[SHORT PROBLEM]:
Identify all lines in the listing that include the word "Dinamična", and copy them out.

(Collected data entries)
[Start]
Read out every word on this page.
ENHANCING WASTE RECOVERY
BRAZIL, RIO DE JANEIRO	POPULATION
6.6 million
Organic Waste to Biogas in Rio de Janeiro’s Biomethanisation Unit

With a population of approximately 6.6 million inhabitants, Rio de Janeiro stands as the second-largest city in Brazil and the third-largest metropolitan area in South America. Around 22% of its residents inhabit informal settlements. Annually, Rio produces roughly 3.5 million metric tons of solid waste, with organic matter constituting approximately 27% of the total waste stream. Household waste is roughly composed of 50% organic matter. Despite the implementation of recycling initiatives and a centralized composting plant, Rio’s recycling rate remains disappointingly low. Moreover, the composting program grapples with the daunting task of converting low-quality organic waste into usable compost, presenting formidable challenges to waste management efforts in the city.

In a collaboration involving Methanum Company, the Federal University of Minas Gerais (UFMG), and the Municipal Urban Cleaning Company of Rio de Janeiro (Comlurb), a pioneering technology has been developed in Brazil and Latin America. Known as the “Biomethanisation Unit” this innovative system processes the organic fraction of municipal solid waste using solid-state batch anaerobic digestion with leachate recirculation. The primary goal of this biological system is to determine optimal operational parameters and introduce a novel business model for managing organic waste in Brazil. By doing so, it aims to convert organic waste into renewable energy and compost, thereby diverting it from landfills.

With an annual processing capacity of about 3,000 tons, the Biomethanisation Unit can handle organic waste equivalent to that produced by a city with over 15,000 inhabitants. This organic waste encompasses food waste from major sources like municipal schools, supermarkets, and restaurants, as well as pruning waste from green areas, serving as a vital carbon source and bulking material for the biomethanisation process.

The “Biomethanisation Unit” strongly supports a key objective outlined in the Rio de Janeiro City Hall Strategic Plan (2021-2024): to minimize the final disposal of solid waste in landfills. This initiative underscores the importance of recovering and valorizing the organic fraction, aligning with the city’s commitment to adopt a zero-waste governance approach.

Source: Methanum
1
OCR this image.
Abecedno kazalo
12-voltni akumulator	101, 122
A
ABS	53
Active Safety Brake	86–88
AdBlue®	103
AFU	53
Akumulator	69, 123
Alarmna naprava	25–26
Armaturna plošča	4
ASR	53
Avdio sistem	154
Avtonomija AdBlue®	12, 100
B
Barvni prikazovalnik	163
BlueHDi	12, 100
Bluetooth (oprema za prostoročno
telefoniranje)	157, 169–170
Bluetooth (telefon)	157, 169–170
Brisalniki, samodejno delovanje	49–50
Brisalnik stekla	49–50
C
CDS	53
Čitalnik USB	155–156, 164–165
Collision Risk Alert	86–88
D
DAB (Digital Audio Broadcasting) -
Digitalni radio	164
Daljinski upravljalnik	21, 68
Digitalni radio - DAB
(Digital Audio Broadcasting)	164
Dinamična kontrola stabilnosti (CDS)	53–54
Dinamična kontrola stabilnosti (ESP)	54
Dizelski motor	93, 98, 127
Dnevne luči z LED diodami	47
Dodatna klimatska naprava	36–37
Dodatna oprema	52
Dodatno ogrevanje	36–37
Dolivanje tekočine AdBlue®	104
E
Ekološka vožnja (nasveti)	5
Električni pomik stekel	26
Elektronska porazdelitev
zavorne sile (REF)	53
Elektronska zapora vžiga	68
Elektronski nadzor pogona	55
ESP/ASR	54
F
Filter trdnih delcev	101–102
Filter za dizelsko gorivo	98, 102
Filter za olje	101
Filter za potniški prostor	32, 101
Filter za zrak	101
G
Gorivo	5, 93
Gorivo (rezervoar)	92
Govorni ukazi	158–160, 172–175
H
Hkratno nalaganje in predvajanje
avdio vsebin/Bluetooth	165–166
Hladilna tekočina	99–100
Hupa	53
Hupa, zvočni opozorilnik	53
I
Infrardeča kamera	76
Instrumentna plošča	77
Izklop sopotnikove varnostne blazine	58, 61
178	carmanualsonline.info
[End]
[WORKED ANSWER]:
Dinamična kontrola stabilnosti (CDS)	53–54
Dinamična kontrola stabilnosti (ESP)	54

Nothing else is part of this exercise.